ASSIGNED TASK | Report the number of lines in these entries that contain "ylabel". Write only the number.

INPUT |
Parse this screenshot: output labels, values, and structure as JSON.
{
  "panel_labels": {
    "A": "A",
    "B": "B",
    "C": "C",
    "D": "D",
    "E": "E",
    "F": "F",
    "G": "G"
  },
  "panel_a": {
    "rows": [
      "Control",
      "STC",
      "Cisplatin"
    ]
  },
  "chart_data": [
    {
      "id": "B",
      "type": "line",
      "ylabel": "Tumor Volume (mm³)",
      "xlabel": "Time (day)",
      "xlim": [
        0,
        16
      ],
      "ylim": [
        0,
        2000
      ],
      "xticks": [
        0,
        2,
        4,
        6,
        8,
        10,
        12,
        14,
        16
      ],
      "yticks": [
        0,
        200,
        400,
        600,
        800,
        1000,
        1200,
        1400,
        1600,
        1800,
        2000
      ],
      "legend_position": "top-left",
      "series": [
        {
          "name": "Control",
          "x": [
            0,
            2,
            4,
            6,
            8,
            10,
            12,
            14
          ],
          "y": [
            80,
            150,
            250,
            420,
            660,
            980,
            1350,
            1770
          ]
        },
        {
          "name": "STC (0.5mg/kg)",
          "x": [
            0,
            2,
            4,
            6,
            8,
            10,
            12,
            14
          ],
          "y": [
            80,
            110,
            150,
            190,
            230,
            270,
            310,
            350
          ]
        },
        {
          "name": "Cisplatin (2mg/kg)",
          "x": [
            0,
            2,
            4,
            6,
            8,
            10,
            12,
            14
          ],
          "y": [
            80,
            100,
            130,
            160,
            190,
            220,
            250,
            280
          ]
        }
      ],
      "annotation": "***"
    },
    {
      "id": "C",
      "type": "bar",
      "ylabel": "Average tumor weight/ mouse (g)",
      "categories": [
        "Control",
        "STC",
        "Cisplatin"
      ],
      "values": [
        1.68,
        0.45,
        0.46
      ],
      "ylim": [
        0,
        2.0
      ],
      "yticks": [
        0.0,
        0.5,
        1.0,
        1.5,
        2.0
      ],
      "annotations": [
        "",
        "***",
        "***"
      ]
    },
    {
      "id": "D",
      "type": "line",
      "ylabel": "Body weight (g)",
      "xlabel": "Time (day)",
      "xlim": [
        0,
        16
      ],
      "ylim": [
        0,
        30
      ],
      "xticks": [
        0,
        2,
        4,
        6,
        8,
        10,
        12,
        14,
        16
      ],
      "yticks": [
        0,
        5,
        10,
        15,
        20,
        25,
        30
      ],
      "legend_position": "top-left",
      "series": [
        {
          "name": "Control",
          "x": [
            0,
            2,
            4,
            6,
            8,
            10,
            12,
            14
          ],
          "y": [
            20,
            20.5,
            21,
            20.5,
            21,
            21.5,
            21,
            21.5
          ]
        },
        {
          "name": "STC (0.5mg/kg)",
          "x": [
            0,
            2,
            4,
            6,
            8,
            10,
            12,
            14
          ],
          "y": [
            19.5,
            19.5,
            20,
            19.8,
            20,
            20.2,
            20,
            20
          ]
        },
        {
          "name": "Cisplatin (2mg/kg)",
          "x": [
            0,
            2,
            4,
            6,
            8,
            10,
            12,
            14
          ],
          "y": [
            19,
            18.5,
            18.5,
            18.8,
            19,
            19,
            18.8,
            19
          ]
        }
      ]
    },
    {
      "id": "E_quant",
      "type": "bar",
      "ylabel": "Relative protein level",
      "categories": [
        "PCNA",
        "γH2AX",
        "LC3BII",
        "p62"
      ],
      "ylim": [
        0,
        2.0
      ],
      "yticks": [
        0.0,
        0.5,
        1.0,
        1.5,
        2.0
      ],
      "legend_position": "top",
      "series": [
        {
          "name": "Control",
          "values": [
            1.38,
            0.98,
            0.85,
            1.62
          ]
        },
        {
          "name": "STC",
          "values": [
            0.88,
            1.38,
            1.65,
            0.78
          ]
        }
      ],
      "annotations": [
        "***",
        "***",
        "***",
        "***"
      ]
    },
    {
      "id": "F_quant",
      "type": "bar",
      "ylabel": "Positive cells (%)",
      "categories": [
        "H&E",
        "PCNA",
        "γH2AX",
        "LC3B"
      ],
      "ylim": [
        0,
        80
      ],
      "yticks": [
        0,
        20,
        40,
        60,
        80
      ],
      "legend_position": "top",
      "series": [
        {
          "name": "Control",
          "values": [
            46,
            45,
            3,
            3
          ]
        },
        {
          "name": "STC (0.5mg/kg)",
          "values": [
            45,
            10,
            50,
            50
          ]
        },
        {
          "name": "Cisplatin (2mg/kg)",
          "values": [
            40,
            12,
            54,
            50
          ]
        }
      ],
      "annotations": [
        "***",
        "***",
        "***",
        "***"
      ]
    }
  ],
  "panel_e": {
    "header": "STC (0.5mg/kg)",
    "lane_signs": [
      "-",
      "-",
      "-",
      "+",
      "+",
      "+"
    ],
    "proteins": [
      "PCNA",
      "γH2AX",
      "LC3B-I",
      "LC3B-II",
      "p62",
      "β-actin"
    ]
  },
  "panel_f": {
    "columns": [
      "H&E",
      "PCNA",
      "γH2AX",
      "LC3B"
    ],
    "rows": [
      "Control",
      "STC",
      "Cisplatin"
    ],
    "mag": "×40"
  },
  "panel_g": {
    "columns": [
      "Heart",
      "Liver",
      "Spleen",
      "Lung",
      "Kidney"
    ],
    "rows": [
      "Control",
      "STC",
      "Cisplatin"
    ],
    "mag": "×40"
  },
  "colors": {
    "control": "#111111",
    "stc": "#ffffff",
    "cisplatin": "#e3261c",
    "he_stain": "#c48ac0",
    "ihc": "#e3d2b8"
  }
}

RESULT OF THE TASK | 5